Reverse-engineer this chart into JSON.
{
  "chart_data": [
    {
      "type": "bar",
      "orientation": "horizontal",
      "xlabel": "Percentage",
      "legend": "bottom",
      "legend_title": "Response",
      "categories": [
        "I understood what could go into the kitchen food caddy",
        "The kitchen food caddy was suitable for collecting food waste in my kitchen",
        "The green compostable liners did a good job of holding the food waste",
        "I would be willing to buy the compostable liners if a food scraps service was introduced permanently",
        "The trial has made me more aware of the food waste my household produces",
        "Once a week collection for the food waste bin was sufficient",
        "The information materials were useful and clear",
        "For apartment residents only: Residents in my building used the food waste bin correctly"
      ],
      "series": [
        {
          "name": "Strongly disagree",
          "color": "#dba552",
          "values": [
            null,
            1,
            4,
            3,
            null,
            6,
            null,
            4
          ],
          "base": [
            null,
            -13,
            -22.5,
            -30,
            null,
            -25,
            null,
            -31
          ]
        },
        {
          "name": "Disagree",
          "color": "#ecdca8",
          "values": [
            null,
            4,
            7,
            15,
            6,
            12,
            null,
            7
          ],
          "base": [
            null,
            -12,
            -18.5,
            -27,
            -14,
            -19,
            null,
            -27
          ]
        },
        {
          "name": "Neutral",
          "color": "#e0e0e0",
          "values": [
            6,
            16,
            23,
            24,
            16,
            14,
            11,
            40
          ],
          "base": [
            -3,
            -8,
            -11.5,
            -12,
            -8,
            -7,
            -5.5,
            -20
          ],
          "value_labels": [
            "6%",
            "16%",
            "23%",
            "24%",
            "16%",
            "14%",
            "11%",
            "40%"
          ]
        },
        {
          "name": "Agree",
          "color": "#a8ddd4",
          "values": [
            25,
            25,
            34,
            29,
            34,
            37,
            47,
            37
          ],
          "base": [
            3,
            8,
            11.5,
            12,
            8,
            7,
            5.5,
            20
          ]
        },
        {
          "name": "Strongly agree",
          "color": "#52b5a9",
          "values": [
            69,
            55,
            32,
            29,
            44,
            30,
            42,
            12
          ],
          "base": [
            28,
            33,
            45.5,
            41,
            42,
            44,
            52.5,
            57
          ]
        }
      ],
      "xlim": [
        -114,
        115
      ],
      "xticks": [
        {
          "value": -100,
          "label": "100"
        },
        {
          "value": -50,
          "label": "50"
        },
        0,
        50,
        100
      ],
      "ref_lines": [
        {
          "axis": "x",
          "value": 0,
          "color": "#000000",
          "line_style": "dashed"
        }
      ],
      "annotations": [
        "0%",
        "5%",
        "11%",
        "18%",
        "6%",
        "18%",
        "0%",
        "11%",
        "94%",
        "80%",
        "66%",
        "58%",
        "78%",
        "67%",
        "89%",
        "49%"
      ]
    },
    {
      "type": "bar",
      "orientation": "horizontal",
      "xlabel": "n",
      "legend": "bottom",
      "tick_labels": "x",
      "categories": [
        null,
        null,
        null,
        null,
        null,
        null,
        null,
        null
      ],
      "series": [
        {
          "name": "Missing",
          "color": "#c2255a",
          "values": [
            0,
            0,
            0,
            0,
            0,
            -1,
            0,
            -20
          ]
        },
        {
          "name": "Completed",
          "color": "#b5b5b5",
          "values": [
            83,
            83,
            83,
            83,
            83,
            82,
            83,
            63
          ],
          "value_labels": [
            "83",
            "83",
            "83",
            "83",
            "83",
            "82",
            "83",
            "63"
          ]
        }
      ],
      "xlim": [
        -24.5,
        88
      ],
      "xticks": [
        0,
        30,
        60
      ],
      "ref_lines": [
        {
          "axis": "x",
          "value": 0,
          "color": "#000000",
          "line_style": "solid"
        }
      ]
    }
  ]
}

» **Task**:
Return the full listing, character for character.

» **Reply to the task**:
Reverse-engineer this chart into JSON.
{
  "chart_data": [
    {
      "type": "bar",
      "orientation": "horizontal",
      "xlabel": "Percentage",
      "legend": "bottom",
      "legend_title": "Response",
      "categories": [
        "I understood what could go into the kitchen food caddy",
        "The kitchen food caddy was suitable for collecting food waste in my kitchen",
        "The green compostable liners did a good job of holding the food waste",
        "I would be willing to buy the compostable liners if a food scraps service was introduced permanently",
        "The trial has made me more aware of the food waste my household produces",
        "Once a week collection for the food waste bin was sufficient",
        "The information materials were useful and clear",
        "For apartment residents only: Residents in my building used the food waste bin correctly"
      ],
      "series": [
        {
          "name": "Strongly disagree",
          "color": "#dba552",
          "values": [
            null,
            1,
            4,
            3,
            null,
            6,
            null,
            4
          ],
          "base": [
            null,
            -13,
            -22.5,
            -30,
            null,
            -25,
            null,
            -31
          ]
        },
        {
          "name": "Disagree",
          "color": "#ecdca8",
          "values": [
            null,
            4,
            7,
            15,
            6,
            12,
            null,
            7
          ],
          "base": [
            null,
            -12,
            -18.5,
            -27,
            -14,
            -19,
            null,
            -27
          ]
        },
        {
          "name": "Neutral",
          "color": "#e0e0e0",
          "values": [
            6,
            16,
            23,
            24,
            16,
            14,
            11,
            40
          ],
          "base": [
            -3,
            -8,
            -11.5,
            -12,
            -8,
            -7,
            -5.5,
            -20
          ],
          "value_labels": [
            "6%",
            "16%",
            "23%",
            "24%",
            "16%",
            "14%",
            "11%",
            "40%"
          ]
        },
        {
          "name": "Agree",
          "color": "#a8ddd4",
          "values": [
            25,
            25,
            34,
            29,
            34,
            37,
            47,
            37
          ],
          "base": [
            3,
            8,
            11.5,
            12,
            8,
            7,
            5.5,
            20
          ]
        },
        {
          "name": "Strongly agree",
          "color": "#52b5a9",
          "values": [
            69,
            55,
            32,
            29,
            44,
            30,
            42,
            12
          ],
          "base": [
            28,
            33,
            45.5,
            41,
            42,
            44,
            52.5,
            57
          ]
        }
      ],
      "xlim": [
        -114,
        115
      ],
      "xticks": [
        {
          "value": -100,
          "label": "100"
        },
        {
          "value": -50,
          "label": "50"
        },
        0,
        50,
        100
      ],
      "ref_lines": [
        {
          "axis": "x",
          "value": 0,
          "color": "#000000",
          "line_style": "dashed"
        }
      ],
      "annotations": [
        "0%",
        "5%",
        "11%",
        "18%",
        "6%",
        "18%",
        "0%",
        "11%",
        "94%",
        "80%",
        "66%",
        "58%",
        "78%",
        "67%",
        "89%",
        "49%"
      ]
    },
    {
      "type": "bar",
      "orientation": "horizontal",
      "xlabel": "n",
      "legend": "bottom",
      "tick_labels": "x",
      "categories": [
        null,
        null,
        null,
        null,
        null,
        null,
        null,
        null
      ],
      "series": [
        {
          "name": "Missing",
          "color": "#c2255a",
          "values": [
            0,
            0,
            0,
            0,
            0,
            -1,
            0,
            -20
          ]
        },
        {
          "name": "Completed",
          "color": "#b5b5b5",
          "values": [
            83,
            83,
            83,
            83,
            83,
            82,
            83,
            63
          ],
          "value_labels": [
            "83",
            "83",
            "83",
            "83",
            "83",
            "82",
            "83",
            "63"
          ]
        }
      ],
      "xlim": [
        -24.5,
        88
      ],
      "xticks": [
        0,
        30,
        60
      ],
      "ref_lines": [
        {
          "axis": "x",
          "value": 0,
          "color": "#000000",
          "line_style": "solid"
        }
      ]
    }
  ]
}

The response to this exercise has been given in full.